* START INFORMATION SUPPLIED *
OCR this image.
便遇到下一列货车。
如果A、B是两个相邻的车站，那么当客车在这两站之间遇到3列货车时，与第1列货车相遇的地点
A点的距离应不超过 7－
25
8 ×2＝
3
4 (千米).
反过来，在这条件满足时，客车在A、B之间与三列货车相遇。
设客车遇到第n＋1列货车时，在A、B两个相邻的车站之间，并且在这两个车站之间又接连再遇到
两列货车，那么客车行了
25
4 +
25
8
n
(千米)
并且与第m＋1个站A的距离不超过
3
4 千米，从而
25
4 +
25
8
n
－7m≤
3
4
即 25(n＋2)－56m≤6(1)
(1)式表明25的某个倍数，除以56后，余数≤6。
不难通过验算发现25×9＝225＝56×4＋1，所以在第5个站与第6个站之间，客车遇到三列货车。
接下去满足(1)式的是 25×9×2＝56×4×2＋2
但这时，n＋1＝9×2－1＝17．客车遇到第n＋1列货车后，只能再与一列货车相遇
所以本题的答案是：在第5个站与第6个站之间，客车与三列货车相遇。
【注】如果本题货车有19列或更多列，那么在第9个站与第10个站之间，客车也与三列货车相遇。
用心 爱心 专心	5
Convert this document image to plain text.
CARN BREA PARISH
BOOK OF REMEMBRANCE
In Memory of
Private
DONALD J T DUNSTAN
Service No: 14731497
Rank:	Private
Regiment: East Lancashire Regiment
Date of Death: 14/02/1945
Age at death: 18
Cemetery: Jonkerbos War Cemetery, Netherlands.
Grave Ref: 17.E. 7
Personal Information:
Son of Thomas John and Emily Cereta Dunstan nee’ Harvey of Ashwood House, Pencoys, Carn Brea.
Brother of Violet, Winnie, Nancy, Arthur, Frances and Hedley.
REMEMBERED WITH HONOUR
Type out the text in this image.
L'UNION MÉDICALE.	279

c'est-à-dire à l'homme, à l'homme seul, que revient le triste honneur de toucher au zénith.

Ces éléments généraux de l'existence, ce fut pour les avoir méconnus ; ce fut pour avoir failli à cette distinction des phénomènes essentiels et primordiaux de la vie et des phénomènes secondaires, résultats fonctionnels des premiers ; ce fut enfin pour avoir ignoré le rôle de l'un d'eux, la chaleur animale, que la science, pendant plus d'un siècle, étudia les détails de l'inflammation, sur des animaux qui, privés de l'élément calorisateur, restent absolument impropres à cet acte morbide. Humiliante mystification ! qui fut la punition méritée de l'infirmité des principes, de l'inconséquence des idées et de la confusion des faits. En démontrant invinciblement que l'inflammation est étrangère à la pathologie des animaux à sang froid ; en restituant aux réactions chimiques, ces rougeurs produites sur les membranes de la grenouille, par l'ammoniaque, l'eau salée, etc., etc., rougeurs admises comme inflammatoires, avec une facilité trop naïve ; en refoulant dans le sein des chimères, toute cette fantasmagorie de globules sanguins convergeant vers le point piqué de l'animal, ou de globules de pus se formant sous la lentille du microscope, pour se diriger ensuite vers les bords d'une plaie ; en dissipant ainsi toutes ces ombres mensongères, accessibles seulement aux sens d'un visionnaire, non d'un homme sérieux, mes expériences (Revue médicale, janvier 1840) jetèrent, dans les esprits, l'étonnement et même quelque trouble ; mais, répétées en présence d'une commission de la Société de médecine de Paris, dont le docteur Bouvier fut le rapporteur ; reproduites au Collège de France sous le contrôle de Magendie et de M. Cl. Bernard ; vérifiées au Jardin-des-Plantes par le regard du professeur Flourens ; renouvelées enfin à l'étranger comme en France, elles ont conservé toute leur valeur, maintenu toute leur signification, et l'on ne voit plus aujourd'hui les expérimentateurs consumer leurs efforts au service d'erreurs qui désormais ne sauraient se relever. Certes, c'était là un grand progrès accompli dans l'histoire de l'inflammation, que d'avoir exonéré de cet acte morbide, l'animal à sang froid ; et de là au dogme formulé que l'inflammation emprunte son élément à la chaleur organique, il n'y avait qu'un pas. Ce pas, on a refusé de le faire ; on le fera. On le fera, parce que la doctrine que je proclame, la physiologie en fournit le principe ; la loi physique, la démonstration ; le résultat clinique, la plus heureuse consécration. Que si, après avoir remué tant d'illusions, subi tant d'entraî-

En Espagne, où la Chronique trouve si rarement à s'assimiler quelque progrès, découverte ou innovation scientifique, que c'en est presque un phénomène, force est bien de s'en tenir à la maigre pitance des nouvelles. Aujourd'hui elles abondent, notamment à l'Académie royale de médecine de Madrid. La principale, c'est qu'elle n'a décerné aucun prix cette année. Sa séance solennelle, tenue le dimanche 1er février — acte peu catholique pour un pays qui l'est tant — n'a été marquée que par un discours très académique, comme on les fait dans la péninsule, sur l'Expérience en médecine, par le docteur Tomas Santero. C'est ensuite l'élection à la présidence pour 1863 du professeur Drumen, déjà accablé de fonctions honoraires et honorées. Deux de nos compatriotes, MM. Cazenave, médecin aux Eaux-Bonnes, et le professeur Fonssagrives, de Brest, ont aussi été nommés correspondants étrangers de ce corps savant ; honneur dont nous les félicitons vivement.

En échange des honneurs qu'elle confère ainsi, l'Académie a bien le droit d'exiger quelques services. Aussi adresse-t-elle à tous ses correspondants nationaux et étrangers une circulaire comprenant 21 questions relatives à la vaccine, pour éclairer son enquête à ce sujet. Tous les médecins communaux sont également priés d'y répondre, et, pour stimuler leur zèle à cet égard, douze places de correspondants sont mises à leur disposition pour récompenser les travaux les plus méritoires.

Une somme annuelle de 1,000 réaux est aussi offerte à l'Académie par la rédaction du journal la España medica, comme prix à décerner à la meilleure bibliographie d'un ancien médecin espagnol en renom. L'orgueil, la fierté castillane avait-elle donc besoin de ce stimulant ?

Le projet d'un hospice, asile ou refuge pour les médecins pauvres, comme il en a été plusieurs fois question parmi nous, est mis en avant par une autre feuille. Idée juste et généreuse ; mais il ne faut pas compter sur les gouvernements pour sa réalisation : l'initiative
* END INFORMATION SUPPLIED *
WHAT NEEDS TO BE DONE>
Each line of the material should be echoed exactly.

ANSWER TO THIS EXERCISE>
OCR this image.
便遇到下一列货车。
如果A、B是两个相邻的车站，那么当客车在这两站之间遇到3列货车时，与第1列货车相遇的地点
A点的距离应不超过 7－
25
8 ×2＝
3
4 (千米).
反过来，在这条件满足时，客车在A、B之间与三列货车相遇。
设客车遇到第n＋1列货车时，在A、B两个相邻的车站之间，并且在这两个车站之间又接连再遇到
两列货车，那么客车行了
25
4 +
25
8
n
(千米)
并且与第m＋1个站A的距离不超过
3
4 千米，从而
25
4 +
25
8
n
－7m≤
3
4
即 25(n＋2)－56m≤6(1)
(1)式表明25的某个倍数，除以56后，余数≤6。
不难通过验算发现25×9＝225＝56×4＋1，所以在第5个站与第6个站之间，客车遇到三列货车。
接下去满足(1)式的是 25×9×2＝56×4×2＋2
但这时，n＋1＝9×2－1＝17．客车遇到第n＋1列货车后，只能再与一列货车相遇
所以本题的答案是：在第5个站与第6个站之间，客车与三列货车相遇。
【注】如果本题货车有19列或更多列，那么在第9个站与第10个站之间，客车也与三列货车相遇。
用心 爱心 专心	5
Convert this document image to plain text.
CARN BREA PARISH
BOOK OF REMEMBRANCE
In Memory of
Private
DONALD J T DUNSTAN
Service No: 14731497
Rank:	Private
Regiment: East Lancashire Regiment
Date of Death: 14/02/1945
Age at death: 18
Cemetery: Jonkerbos War Cemetery, Netherlands.
Grave Ref: 17.E. 7
Personal Information:
Son of Thomas John and Emily Cereta Dunstan nee’ Harvey of Ashwood House, Pencoys, Carn Brea.
Brother of Violet, Winnie, Nancy, Arthur, Frances and Hedley.
REMEMBERED WITH HONOUR
Type out the text in this image.
L'UNION MÉDICALE.	279

c'est-à-dire à l'homme, à l'homme seul, que revient le triste honneur de toucher au zénith.

Ces éléments généraux de l'existence, ce fut pour les avoir méconnus ; ce fut pour avoir failli à cette distinction des phénomènes essentiels et primordiaux de la vie et des phénomènes secondaires, résultats fonctionnels des premiers ; ce fut enfin pour avoir ignoré le rôle de l'un d'eux, la chaleur animale, que la science, pendant plus d'un siècle, étudia les détails de l'inflammation, sur des animaux qui, privés de l'élément calorisateur, restent absolument impropres à cet acte morbide. Humiliante mystification ! qui fut la punition méritée de l'infirmité des principes, de l'inconséquence des idées et de la confusion des faits. En démontrant invinciblement que l'inflammation est étrangère à la pathologie des animaux à sang froid ; en restituant aux réactions chimiques, ces rougeurs produites sur les membranes de la grenouille, par l'ammoniaque, l'eau salée, etc., etc., rougeurs admises comme inflammatoires, avec une facilité trop naïve ; en refoulant dans le sein des chimères, toute cette fantasmagorie de globules sanguins convergeant vers le point piqué de l'animal, ou de globules de pus se formant sous la lentille du microscope, pour se diriger ensuite vers les bords d'une plaie ; en dissipant ainsi toutes ces ombres mensongères, accessibles seulement aux sens d'un visionnaire, non d'un homme sérieux, mes expériences (Revue médicale, janvier 1840) jetèrent, dans les esprits, l'étonnement et même quelque trouble ; mais, répétées en présence d'une commission de la Société de médecine de Paris, dont le docteur Bouvier fut le rapporteur ; reproduites au Collège de France sous le contrôle de Magendie et de M. Cl. Bernard ; vérifiées au Jardin-des-Plantes par le regard du professeur Flourens ; renouvelées enfin à l'étranger comme en France, elles ont conservé toute leur valeur, maintenu toute leur signification, et l'on ne voit plus aujourd'hui les expérimentateurs consumer leurs efforts au service d'erreurs qui désormais ne sauraient se relever. Certes, c'était là un grand progrès accompli dans l'histoire de l'inflammation, que d'avoir exonéré de cet acte morbide, l'animal à sang froid ; et de là au dogme formulé que l'inflammation emprunte son élément à la chaleur organique, il n'y avait qu'un pas. Ce pas, on a refusé de le faire ; on le fera. On le fera, parce que la doctrine que je proclame, la physiologie en fournit le principe ; la loi physique, la démonstration ; le résultat clinique, la plus heureuse consécration. Que si, après avoir remué tant d'illusions, subi tant d'entraî-

En Espagne, où la Chronique trouve si rarement à s'assimiler quelque progrès, découverte ou innovation scientifique, que c'en est presque un phénomène, force est bien de s'en tenir à la maigre pitance des nouvelles. Aujourd'hui elles abondent, notamment à l'Académie royale de médecine de Madrid. La principale, c'est qu'elle n'a décerné aucun prix cette année. Sa séance solennelle, tenue le dimanche 1er février — acte peu catholique pour un pays qui l'est tant — n'a été marquée que par un discours très académique, comme on les fait dans la péninsule, sur l'Expérience en médecine, par le docteur Tomas Santero. C'est ensuite l'élection à la présidence pour 1863 du professeur Drumen, déjà accablé de fonctions honoraires et honorées. Deux de nos compatriotes, MM. Cazenave, médecin aux Eaux-Bonnes, et le professeur Fonssagrives, de Brest, ont aussi été nommés correspondants étrangers de ce corps savant ; honneur dont nous les félicitons vivement.

En échange des honneurs qu'elle confère ainsi, l'Académie a bien le droit d'exiger quelques services. Aussi adresse-t-elle à tous ses correspondants nationaux et étrangers une circulaire comprenant 21 questions relatives à la vaccine, pour éclairer son enquête à ce sujet. Tous les médecins communaux sont également priés d'y répondre, et, pour stimuler leur zèle à cet égard, douze places de correspondants sont mises à leur disposition pour récompenser les travaux les plus méritoires.

Une somme annuelle de 1,000 réaux est aussi offerte à l'Académie par la rédaction du journal la España medica, comme prix à décerner à la meilleure bibliographie d'un ancien médecin espagnol en renom. L'orgueil, la fierté castillane avait-elle donc besoin de ce stimulant ?

Le projet d'un hospice, asile ou refuge pour les médecins pauvres, comme il en a été plusieurs fois question parmi nous, est mis en avant par une autre feuille. Idée juste et généreuse ; mais il ne faut pas compter sur les gouvernements pour sa réalisation : l'initiative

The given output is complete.